* **Task goal**
Retype the records below exactly as they appear.
•••••
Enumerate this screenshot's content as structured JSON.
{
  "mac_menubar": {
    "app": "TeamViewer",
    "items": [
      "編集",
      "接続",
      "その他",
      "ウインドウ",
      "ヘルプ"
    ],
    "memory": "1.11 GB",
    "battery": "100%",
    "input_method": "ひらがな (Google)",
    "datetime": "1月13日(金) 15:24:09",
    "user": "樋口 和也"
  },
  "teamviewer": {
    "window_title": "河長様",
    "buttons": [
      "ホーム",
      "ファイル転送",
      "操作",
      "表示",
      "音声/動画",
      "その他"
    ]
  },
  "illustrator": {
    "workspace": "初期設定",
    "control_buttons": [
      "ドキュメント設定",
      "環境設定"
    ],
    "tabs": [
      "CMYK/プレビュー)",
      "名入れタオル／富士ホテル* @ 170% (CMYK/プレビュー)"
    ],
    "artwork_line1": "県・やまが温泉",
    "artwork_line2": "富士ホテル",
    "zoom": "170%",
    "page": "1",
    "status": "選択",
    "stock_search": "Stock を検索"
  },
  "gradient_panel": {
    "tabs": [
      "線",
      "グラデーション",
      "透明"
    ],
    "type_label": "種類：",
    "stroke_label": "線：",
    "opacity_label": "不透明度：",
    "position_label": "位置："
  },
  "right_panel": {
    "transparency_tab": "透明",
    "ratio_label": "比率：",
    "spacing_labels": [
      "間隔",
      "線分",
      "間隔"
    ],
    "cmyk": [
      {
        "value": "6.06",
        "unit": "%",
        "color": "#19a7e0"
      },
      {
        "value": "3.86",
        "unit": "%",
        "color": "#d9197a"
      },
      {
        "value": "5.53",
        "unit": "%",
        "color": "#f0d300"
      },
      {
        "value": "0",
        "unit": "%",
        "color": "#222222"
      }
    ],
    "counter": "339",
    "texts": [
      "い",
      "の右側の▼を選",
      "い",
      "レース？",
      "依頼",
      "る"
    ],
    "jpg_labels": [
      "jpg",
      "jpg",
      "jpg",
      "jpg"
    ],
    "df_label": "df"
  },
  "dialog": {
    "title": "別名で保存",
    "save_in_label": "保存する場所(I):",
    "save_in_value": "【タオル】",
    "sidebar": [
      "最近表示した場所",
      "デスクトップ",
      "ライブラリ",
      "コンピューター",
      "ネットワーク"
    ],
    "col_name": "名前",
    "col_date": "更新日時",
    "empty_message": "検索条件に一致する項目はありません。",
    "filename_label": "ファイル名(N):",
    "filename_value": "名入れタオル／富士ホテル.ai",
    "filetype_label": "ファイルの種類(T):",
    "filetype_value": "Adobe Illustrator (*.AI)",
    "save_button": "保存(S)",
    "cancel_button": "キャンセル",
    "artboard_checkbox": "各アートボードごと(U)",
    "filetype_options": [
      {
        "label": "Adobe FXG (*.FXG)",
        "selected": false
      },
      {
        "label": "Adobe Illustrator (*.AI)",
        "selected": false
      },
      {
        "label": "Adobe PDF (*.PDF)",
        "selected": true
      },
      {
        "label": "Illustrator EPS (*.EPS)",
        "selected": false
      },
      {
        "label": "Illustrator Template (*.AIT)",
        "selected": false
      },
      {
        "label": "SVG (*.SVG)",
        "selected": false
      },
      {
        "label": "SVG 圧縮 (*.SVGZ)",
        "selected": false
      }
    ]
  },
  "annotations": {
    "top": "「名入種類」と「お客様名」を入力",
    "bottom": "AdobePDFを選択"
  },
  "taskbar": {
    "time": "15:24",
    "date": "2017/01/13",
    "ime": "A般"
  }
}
•••••
* **Task answer**
Enumerate this screenshot's content as structured JSON.
{
  "mac_menubar": {
    "app": "TeamViewer",
    "items": [
      "編集",
      "接続",
      "その他",
      "ウインドウ",
      "ヘルプ"
    ],
    "memory": "1.11 GB",
    "battery": "100%",
    "input_method": "ひらがな (Google)",
    "datetime": "1月13日(金) 15:24:09",
    "user": "樋口 和也"
  },
  "teamviewer": {
    "window_title": "河長様",
    "buttons": [
      "ホーム",
      "ファイル転送",
      "操作",
      "表示",
      "音声/動画",
      "その他"
    ]
  },
  "illustrator": {
    "workspace": "初期設定",
    "control_buttons": [
      "ドキュメント設定",
      "環境設定"
    ],
    "tabs": [
      "CMYK/プレビュー)",
      "名入れタオル／富士ホテル* @ 170% (CMYK/プレビュー)"
    ],
    "artwork_line1": "県・やまが温泉",
    "artwork_line2": "富士ホテル",
    "zoom": "170%",
    "page": "1",
    "status": "選択",
    "stock_search": "Stock を検索"
  },
  "gradient_panel": {
    "tabs": [
      "線",
      "グラデーション",
      "透明"
    ],
    "type_label": "種類：",
    "stroke_label": "線：",
    "opacity_label": "不透明度：",
    "position_label": "位置："
  },
  "right_panel": {
    "transparency_tab": "透明",
    "ratio_label": "比率：",
    "spacing_labels": [
      "間隔",
      "線分",
      "間隔"
    ],
    "cmyk": [
      {
        "value": "6.06",
        "unit": "%",
        "color": "#19a7e0"
      },
      {
        "value": "3.86",
        "unit": "%",
        "color": "#d9197a"
      },
      {
        "value": "5.53",
        "unit": "%",
        "color": "#f0d300"
      },
      {
        "value": "0",
        "unit": "%",
        "color": "#222222"
      }
    ],
    "counter": "339",
    "texts": [
      "い",
      "の右側の▼を選",
      "い",
      "レース？",
      "依頼",
      "る"
    ],
    "jpg_labels": [
      "jpg",
      "jpg",
      "jpg",
      "jpg"
    ],
    "df_label": "df"
  },
  "dialog": {
    "title": "別名で保存",
    "save_in_label": "保存する場所(I):",
    "save_in_value": "【タオル】",
    "sidebar": [
      "最近表示した場所",
      "デスクトップ",
      "ライブラリ",
      "コンピューター",
      "ネットワーク"
    ],
    "col_name": "名前",
    "col_date": "更新日時",
    "empty_message": "検索条件に一致する項目はありません。",
    "filename_label": "ファイル名(N):",
    "filename_value": "名入れタオル／富士ホテル.ai",
    "filetype_label": "ファイルの種類(T):",
    "filetype_value": "Adobe Illustrator (*.AI)",
    "save_button": "保存(S)",
    "cancel_button": "キャンセル",
    "artboard_checkbox": "各アートボードごと(U)",
    "filetype_options": [
      {
        "label": "Adobe FXG (*.FXG)",
        "selected": false
      },
      {
        "label": "Adobe Illustrator (*.AI)",
        "selected": false
      },
      {
        "label": "Adobe PDF (*.PDF)",
        "selected": true
      },
      {
        "label": "Illustrator EPS (*.EPS)",
        "selected": false
      },
      {
        "label": "Illustrator Template (*.AIT)",
        "selected": false
      },
      {
        "label": "SVG (*.SVG)",
        "selected": false
      },
      {
        "label": "SVG 圧縮 (*.SVGZ)",
        "selected": false
      }
    ]
  },
  "annotations": {
    "top": "「名入種類」と「お客様名」を入力",
    "bottom": "AdobePDFを選択"
  },
  "taskbar": {
    "time": "15:24",
    "date": "2017/01/13",
    "ime": "A般"
  }
}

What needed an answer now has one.